» **Exercise details**: Extract every line from the records below that contains the word "考虑募集配套资金".

—————

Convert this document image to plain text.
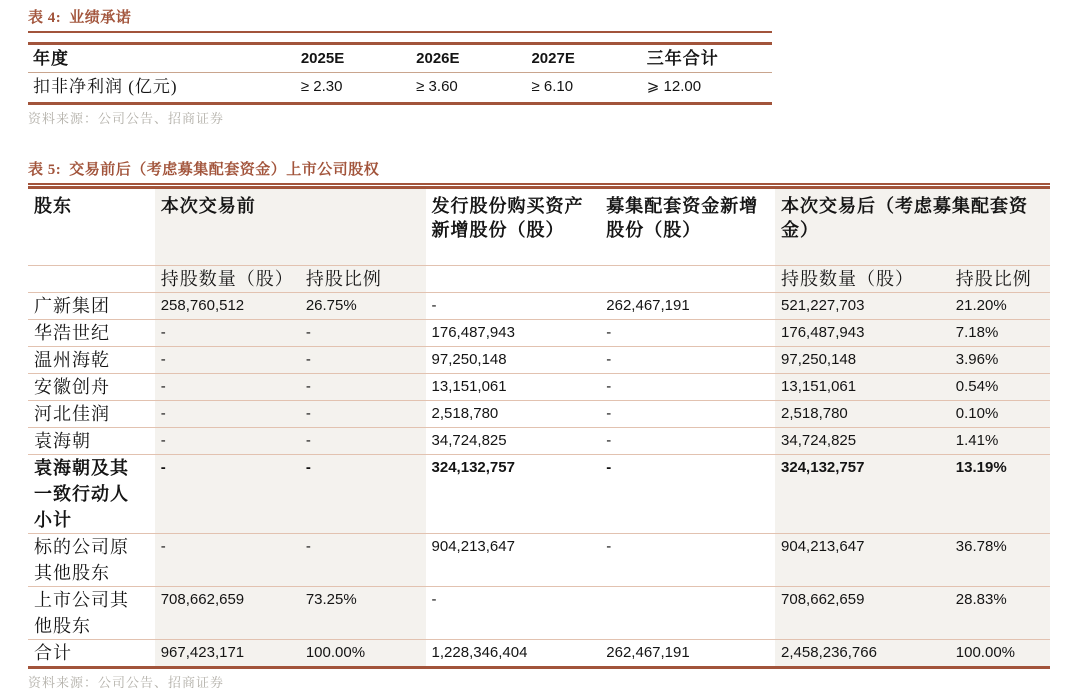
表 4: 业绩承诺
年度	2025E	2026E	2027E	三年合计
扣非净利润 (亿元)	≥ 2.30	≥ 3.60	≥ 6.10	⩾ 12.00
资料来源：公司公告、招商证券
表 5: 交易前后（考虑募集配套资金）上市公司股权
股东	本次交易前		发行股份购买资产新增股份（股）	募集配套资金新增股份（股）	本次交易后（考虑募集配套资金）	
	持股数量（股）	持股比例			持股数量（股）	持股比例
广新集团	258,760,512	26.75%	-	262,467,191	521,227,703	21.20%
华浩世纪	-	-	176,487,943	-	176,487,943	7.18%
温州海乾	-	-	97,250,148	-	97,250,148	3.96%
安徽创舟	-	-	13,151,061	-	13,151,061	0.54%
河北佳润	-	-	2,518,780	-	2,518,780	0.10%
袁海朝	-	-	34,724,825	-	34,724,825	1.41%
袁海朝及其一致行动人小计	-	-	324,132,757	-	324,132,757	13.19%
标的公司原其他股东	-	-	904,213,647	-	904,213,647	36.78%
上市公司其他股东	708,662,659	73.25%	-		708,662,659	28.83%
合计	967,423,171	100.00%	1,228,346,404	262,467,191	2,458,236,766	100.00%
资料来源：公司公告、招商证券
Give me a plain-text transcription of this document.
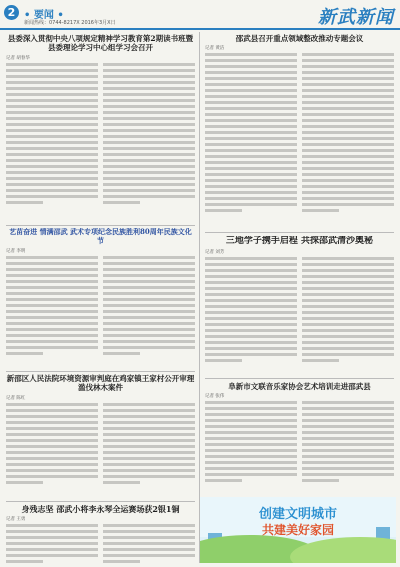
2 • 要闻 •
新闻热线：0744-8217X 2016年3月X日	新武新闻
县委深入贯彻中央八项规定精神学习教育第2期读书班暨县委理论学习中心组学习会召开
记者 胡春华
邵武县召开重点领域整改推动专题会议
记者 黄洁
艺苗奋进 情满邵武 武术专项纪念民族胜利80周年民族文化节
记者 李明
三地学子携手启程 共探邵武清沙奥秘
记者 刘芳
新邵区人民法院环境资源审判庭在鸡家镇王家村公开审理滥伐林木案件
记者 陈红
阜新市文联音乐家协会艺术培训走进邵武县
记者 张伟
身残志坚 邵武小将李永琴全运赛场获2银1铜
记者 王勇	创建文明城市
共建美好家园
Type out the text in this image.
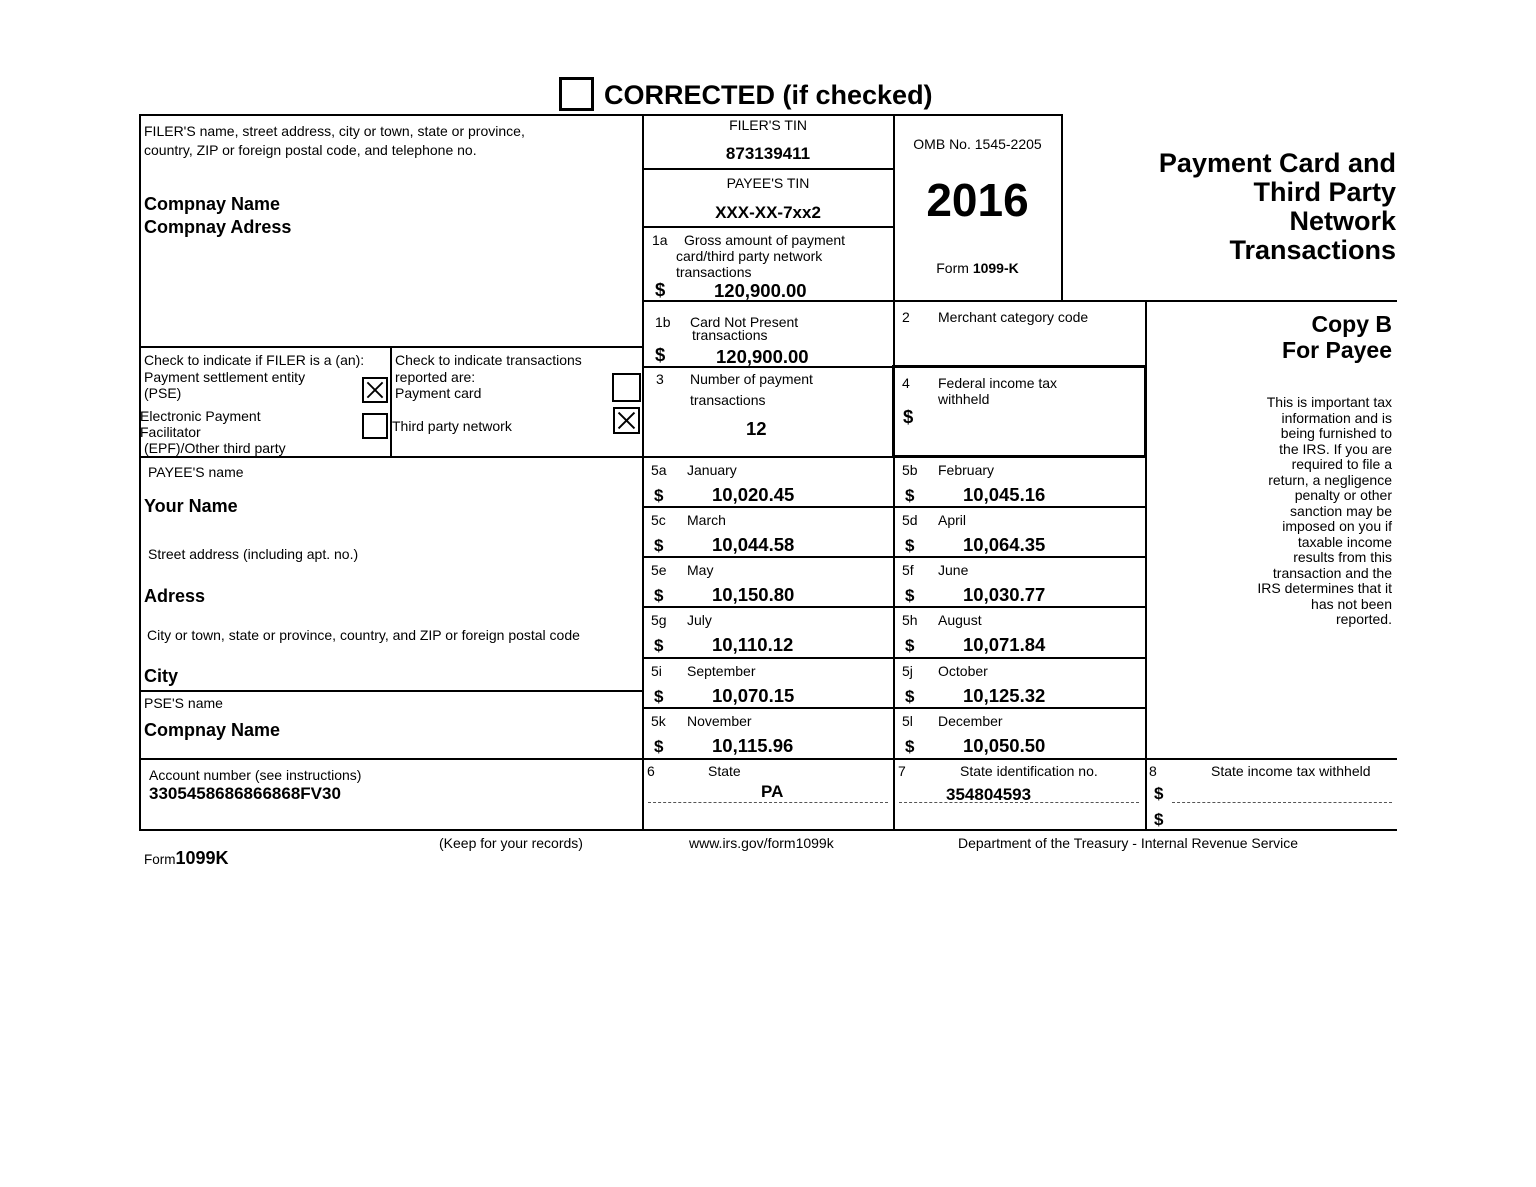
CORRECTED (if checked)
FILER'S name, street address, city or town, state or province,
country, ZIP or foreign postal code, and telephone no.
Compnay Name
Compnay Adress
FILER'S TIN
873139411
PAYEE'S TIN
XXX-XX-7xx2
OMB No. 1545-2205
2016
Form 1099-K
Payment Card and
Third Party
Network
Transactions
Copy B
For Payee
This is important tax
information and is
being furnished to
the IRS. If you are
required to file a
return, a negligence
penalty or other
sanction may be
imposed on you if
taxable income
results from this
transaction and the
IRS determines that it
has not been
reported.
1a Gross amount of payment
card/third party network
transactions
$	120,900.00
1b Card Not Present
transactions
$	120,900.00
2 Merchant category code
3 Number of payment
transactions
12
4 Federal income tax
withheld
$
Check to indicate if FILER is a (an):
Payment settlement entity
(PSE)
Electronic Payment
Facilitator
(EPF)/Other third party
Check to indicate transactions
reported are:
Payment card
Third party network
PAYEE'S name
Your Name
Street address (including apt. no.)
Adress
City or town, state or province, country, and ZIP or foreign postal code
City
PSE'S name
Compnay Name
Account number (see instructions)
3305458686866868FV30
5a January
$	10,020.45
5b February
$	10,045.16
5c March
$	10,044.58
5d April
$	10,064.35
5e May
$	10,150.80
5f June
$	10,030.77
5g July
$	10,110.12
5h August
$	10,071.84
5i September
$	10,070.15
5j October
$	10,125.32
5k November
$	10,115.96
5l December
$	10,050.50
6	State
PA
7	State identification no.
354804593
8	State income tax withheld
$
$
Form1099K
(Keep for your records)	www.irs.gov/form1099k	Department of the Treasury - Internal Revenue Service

—————

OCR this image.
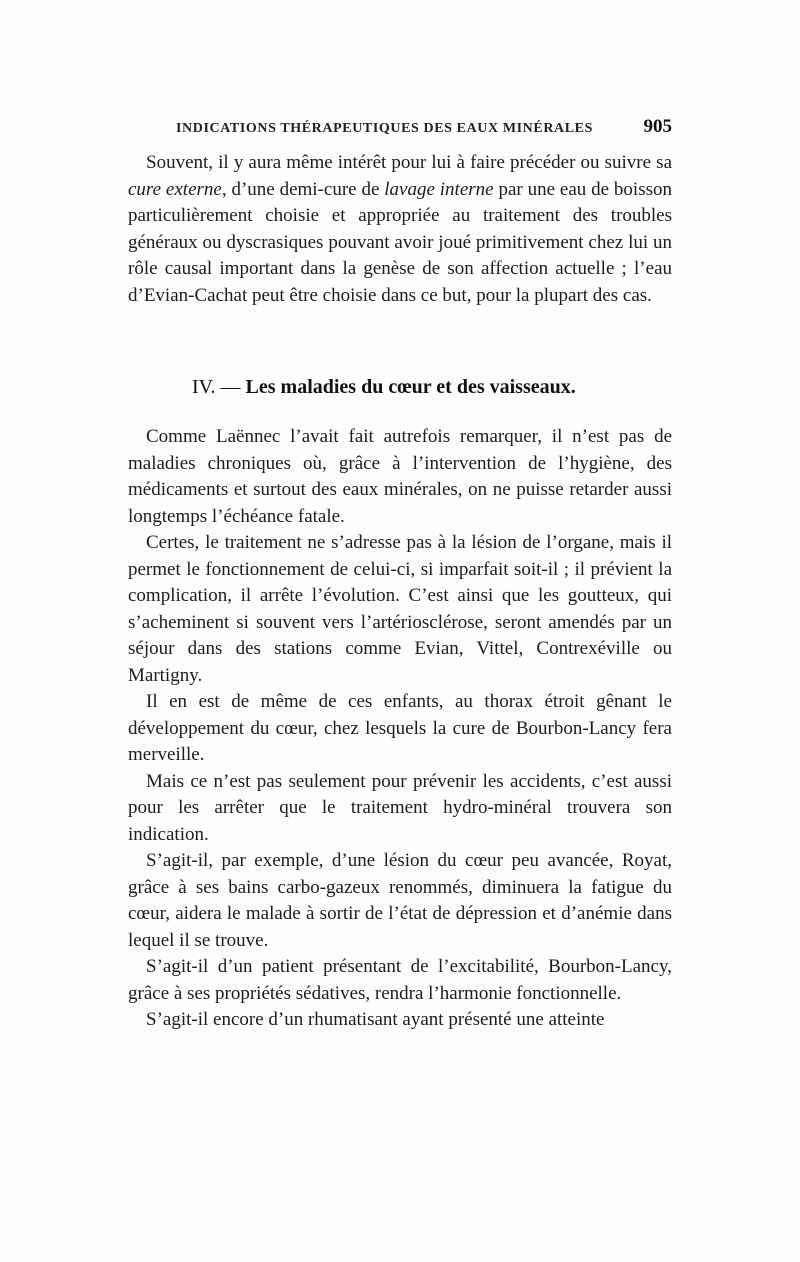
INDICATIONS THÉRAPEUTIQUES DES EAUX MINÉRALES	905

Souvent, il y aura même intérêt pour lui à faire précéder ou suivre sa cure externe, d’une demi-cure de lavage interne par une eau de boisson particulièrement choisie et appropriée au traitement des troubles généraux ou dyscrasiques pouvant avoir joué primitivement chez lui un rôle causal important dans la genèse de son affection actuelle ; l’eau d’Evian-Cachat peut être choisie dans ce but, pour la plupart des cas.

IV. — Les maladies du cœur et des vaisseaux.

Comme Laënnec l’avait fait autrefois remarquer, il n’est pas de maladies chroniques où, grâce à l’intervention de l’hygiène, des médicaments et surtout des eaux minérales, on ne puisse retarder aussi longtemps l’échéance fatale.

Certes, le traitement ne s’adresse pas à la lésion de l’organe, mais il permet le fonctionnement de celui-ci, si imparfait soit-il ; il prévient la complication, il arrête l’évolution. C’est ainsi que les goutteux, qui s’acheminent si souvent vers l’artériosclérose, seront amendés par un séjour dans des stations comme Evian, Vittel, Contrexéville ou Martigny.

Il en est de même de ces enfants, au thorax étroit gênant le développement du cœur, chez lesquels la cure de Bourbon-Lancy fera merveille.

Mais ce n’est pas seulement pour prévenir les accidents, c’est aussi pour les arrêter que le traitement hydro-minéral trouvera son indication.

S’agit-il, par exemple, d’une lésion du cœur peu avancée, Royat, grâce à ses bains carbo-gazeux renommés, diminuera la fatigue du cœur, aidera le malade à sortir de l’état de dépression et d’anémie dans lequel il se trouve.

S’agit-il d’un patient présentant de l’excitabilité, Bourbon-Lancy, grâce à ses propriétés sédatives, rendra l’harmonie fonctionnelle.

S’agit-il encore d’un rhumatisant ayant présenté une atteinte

—————

» **Response**:
表 5: 交易前后（考虑募集配套资金）上市公司股权
股东	本次交易前		发行股份购买资产新增股份（股）	募集配套资金新增股份（股）	本次交易后（考虑募集配套资金）	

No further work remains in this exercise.